GIVEN RECORDS:
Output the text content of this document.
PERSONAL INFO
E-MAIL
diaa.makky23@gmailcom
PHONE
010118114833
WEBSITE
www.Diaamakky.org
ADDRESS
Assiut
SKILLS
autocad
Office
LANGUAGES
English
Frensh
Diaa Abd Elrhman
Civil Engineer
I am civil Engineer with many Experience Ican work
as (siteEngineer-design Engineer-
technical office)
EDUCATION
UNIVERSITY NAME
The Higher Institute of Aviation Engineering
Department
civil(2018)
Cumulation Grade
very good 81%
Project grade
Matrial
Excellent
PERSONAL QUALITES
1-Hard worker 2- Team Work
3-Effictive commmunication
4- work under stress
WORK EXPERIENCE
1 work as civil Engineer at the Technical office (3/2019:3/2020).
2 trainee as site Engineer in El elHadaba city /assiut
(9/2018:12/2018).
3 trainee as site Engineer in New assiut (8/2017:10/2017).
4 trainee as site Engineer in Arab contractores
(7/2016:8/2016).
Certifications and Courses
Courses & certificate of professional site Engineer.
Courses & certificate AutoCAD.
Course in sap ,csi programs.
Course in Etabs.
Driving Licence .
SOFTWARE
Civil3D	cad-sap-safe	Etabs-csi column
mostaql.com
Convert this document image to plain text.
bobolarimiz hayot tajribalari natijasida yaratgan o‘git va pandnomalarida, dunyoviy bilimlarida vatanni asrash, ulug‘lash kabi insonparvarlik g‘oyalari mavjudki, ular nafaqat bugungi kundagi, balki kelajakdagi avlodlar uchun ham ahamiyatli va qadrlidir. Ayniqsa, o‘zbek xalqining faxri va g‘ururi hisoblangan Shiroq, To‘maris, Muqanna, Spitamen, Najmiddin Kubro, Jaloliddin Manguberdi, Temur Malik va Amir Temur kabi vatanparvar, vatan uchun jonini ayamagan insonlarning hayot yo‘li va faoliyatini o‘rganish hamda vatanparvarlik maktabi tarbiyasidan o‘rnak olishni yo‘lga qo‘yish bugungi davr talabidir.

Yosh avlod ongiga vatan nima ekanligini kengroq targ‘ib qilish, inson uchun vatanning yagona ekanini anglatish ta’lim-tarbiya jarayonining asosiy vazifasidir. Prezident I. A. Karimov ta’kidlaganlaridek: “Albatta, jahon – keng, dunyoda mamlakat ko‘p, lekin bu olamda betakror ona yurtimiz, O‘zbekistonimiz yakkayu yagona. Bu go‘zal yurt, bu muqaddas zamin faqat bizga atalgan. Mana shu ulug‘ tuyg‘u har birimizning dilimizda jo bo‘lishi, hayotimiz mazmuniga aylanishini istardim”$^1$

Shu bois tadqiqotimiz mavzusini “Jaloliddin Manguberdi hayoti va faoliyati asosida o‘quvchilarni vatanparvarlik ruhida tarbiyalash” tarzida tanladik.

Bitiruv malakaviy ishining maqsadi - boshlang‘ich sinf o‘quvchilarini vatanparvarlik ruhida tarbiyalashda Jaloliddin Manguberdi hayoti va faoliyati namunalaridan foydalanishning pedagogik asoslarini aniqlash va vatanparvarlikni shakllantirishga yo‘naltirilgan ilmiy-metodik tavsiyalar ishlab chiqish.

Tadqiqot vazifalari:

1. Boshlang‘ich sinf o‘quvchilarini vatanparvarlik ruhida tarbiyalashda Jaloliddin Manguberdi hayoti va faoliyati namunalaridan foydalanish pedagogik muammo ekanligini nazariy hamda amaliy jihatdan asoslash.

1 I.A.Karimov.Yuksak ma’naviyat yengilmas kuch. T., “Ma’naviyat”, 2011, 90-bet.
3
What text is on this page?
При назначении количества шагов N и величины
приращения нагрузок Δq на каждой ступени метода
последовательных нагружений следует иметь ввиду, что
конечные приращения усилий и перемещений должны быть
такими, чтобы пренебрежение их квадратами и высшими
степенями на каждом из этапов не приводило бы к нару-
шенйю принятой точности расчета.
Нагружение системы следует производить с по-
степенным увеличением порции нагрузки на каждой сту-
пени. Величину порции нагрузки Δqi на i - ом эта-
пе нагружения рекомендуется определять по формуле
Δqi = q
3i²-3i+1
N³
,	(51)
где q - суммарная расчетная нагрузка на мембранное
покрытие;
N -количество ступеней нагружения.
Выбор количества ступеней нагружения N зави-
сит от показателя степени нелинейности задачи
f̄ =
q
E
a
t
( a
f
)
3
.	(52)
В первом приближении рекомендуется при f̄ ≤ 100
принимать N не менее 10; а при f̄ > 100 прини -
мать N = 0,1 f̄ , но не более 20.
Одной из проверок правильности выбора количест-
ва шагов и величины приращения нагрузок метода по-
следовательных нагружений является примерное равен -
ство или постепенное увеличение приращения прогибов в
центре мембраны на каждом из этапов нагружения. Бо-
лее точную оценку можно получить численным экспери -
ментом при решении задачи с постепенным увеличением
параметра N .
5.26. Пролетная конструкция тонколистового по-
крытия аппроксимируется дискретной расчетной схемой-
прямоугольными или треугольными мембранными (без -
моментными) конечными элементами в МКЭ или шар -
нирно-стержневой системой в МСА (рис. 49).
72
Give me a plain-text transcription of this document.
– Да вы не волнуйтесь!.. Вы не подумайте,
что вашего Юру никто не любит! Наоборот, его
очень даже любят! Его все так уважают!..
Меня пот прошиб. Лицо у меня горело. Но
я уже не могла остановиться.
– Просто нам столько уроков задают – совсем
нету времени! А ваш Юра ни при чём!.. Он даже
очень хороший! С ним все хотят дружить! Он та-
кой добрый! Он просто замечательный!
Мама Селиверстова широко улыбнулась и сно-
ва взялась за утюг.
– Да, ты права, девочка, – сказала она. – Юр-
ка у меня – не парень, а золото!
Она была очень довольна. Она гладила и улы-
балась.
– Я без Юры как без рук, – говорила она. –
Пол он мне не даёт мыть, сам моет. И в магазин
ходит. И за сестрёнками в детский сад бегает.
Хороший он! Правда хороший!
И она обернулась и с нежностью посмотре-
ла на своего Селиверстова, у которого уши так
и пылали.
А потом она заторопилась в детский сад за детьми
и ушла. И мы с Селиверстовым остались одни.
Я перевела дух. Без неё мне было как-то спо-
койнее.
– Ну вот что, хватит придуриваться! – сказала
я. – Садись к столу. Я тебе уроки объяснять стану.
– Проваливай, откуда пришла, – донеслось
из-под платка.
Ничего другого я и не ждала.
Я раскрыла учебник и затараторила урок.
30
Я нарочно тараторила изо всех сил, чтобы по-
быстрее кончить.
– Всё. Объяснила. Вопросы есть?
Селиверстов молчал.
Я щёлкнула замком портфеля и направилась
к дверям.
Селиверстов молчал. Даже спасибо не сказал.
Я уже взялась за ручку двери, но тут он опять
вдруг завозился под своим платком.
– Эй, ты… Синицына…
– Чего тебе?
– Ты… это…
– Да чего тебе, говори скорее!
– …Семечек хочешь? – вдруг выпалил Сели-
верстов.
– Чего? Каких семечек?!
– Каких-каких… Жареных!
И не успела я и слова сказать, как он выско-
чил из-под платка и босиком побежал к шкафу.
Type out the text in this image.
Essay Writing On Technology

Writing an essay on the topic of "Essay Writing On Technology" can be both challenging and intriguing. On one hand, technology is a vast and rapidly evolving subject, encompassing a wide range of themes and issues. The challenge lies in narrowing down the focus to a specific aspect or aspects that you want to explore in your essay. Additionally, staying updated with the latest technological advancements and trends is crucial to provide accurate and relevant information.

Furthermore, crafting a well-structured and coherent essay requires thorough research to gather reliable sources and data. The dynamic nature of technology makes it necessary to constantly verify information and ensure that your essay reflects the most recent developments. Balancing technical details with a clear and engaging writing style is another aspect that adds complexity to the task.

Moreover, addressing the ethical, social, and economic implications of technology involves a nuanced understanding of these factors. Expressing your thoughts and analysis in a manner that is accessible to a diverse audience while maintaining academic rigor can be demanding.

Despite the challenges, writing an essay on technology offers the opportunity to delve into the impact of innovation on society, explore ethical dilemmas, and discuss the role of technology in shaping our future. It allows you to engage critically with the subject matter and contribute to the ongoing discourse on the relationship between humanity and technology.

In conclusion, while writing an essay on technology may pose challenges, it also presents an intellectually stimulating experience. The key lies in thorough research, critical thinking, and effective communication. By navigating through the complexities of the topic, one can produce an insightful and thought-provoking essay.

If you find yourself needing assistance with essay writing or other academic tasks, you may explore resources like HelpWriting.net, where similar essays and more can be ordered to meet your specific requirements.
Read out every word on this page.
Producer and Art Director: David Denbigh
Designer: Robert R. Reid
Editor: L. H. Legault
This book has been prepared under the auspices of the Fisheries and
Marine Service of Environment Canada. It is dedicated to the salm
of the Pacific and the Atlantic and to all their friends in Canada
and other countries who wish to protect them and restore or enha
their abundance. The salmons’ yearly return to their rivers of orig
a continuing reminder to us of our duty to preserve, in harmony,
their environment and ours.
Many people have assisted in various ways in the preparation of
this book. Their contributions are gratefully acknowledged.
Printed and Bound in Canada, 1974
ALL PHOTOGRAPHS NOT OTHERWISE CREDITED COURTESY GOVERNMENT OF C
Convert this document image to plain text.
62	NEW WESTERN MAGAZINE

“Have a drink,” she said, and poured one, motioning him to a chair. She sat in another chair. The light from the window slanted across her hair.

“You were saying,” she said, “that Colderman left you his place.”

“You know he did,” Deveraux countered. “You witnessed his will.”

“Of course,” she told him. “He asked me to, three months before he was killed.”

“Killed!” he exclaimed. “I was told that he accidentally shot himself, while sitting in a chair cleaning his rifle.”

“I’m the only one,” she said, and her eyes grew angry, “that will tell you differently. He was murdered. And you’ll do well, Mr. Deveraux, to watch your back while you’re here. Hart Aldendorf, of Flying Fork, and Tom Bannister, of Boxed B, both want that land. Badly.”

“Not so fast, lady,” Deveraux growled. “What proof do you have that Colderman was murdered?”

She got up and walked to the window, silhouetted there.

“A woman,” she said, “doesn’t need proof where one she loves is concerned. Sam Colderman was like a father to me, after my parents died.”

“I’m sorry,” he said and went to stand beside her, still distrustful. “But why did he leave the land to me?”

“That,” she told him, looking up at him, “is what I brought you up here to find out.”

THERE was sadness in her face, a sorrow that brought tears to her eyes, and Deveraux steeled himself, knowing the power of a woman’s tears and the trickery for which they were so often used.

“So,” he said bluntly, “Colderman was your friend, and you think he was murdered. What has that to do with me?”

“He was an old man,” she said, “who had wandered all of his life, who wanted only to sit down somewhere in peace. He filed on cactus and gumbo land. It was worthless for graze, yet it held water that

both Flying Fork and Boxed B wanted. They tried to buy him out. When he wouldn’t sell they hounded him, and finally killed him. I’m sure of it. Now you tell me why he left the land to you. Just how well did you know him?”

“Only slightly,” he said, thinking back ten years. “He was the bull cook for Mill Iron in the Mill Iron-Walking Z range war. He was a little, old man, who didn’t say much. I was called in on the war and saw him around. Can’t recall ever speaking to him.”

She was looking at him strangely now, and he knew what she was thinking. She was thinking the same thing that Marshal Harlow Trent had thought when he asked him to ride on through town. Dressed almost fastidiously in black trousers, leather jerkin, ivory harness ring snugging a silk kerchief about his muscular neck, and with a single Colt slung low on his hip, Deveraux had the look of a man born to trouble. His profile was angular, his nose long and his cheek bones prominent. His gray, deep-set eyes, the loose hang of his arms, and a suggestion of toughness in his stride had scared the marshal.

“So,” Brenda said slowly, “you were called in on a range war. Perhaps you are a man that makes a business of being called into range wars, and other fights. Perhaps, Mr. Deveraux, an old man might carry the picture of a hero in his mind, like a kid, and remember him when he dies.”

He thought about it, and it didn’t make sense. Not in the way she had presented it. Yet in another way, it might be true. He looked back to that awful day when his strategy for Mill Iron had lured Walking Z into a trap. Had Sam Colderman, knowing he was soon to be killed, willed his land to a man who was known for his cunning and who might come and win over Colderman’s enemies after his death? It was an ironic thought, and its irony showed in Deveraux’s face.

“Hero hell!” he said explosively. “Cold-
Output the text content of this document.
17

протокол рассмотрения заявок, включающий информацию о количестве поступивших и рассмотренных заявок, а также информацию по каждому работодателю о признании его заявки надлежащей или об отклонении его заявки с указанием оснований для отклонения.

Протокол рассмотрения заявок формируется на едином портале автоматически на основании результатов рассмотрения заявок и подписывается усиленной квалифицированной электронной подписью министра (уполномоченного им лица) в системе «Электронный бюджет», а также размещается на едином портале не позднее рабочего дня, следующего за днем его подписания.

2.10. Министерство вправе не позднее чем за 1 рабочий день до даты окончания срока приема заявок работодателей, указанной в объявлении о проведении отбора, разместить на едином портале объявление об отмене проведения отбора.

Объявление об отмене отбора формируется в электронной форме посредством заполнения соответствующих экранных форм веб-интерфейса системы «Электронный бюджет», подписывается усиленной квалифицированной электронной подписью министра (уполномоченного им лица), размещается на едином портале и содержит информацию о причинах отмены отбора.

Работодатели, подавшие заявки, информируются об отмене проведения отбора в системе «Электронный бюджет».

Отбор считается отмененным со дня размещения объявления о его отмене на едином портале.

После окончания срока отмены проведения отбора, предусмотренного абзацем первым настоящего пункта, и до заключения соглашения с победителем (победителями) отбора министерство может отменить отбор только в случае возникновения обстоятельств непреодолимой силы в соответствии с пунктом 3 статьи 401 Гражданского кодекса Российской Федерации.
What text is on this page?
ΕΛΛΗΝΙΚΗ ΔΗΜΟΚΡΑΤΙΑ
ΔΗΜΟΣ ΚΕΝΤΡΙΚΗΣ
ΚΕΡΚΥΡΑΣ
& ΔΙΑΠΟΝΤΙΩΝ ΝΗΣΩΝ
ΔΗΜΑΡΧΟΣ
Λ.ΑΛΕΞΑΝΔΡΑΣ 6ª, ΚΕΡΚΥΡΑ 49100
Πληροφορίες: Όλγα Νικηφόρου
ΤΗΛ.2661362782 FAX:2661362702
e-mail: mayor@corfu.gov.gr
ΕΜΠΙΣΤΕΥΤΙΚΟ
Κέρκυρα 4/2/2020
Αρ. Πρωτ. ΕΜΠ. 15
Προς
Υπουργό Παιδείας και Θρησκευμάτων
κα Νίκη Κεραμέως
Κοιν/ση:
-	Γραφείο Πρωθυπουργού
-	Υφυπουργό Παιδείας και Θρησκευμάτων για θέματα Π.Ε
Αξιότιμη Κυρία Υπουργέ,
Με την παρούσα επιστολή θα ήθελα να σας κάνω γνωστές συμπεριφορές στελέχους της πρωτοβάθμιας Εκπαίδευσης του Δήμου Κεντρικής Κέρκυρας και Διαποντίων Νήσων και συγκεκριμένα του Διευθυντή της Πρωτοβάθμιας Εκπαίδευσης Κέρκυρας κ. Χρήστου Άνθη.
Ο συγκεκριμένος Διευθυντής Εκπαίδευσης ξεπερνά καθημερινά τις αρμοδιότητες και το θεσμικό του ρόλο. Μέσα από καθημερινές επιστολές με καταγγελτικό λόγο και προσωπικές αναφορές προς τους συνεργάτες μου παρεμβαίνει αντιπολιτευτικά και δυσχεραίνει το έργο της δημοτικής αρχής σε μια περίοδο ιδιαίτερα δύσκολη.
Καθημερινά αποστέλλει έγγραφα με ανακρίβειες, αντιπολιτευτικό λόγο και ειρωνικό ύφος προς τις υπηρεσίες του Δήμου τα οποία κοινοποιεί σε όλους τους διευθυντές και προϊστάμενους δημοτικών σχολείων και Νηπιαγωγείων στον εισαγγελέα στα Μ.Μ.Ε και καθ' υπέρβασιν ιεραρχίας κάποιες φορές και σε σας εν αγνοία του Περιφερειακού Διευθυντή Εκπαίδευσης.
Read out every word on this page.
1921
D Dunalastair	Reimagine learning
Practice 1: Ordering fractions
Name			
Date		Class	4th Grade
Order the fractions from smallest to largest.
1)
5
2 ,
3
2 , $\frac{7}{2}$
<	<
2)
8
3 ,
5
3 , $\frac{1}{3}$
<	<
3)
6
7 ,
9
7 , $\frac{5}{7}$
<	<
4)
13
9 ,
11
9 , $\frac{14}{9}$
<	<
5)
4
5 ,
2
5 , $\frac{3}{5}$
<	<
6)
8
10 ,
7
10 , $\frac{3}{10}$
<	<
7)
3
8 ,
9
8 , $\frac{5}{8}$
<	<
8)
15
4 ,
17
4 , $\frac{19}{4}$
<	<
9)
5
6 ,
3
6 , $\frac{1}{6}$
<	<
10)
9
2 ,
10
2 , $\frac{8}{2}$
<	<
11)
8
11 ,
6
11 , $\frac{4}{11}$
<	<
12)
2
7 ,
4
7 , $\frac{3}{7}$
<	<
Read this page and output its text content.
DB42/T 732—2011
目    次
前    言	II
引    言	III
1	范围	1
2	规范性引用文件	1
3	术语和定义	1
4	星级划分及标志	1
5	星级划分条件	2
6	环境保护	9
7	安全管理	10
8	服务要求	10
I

EXERCISE INSTRUCTIONS: Locate all lines in the listing above with the word "wanted". Copy them.

THE REPLY:
“He was an old man,” she said, “who had wandered all of his life, who wanted only to sit down somewhere in peace. He filed on cactus and gumbo land. It was worthless for graze, yet it held water that
both Flying Fork and Boxed B wanted. They tried to buy him out. When he wouldn’t sell they hounded him, and finally killed him. I’m sure of it. Now you tell me why he left the land to you. Just how well did you know him?”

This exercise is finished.